Show all lines holding "true".

....

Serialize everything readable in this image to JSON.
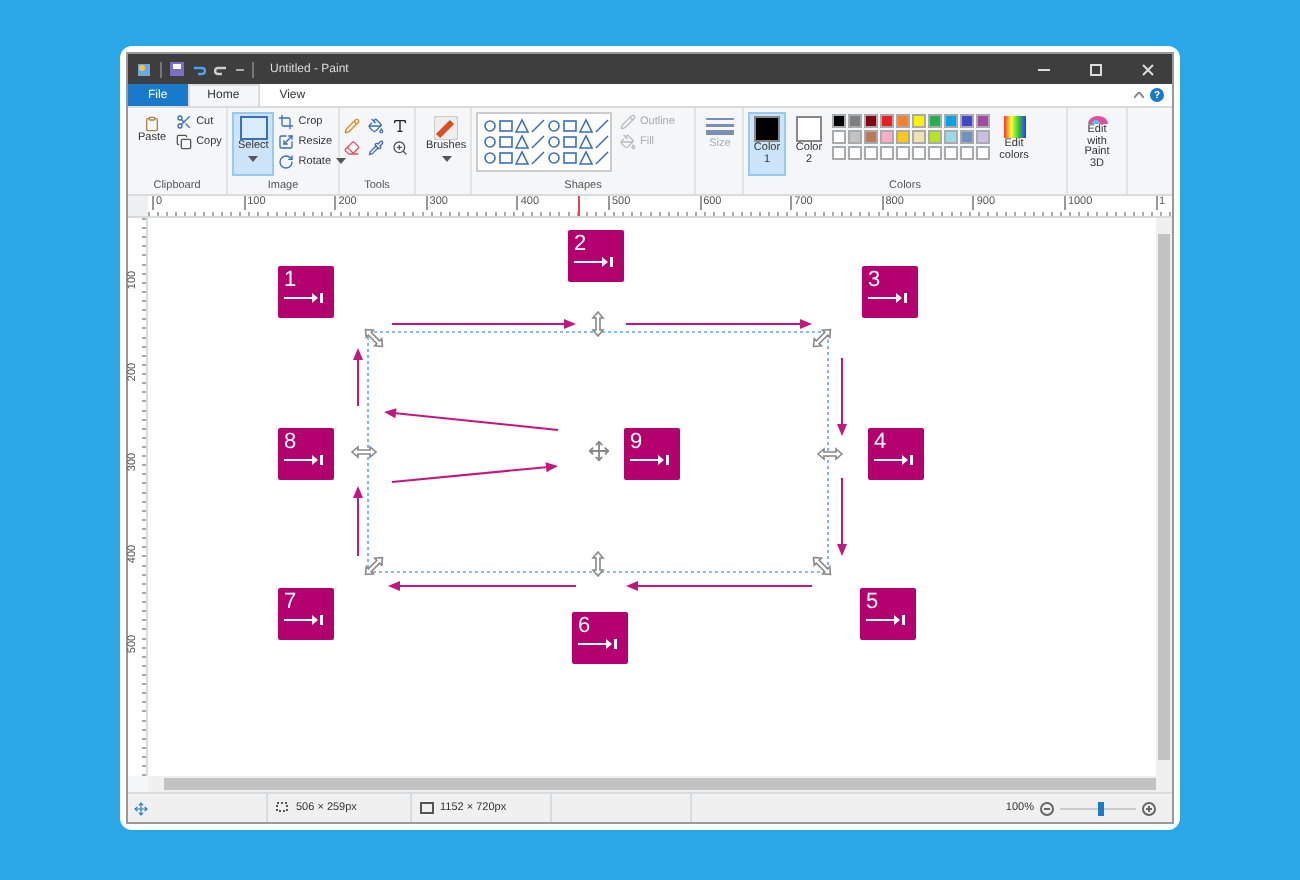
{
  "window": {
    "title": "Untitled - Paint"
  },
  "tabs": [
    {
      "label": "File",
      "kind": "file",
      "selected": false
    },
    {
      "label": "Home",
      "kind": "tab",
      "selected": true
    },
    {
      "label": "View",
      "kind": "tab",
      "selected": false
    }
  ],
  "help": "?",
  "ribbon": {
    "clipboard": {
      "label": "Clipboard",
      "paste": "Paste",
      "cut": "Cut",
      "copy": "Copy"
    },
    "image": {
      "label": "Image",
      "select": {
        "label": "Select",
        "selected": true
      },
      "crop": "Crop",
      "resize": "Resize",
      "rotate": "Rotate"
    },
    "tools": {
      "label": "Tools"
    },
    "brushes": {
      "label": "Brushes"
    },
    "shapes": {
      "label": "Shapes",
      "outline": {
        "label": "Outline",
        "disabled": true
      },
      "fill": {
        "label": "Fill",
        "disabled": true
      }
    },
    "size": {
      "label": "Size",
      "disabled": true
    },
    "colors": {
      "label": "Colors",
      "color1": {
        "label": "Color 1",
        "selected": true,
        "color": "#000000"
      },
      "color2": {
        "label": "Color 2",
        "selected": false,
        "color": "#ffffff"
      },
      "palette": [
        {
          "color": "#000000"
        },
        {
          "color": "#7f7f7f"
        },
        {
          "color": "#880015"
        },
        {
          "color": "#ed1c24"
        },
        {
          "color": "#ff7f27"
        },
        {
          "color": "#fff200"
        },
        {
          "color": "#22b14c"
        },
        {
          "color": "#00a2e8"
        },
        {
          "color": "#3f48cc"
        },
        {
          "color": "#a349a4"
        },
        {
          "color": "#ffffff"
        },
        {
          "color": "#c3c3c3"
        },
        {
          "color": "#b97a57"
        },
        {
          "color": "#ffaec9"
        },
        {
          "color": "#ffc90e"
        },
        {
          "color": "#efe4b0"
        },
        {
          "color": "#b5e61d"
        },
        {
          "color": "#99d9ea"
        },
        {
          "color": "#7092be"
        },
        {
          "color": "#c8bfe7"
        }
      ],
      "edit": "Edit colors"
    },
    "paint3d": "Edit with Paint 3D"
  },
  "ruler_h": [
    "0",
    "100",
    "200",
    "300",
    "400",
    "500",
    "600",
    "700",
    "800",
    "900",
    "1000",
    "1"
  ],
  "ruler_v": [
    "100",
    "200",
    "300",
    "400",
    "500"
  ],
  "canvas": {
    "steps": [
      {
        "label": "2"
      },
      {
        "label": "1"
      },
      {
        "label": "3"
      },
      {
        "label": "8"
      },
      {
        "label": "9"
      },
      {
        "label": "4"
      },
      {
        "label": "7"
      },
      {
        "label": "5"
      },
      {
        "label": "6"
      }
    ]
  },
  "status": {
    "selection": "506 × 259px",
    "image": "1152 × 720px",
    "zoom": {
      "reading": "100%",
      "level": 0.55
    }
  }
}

....

REPLY TO THE TASK
      "selected": true
        "selected": true
        "disabled": true
        "disabled": true
      "disabled": true
        "selected": true,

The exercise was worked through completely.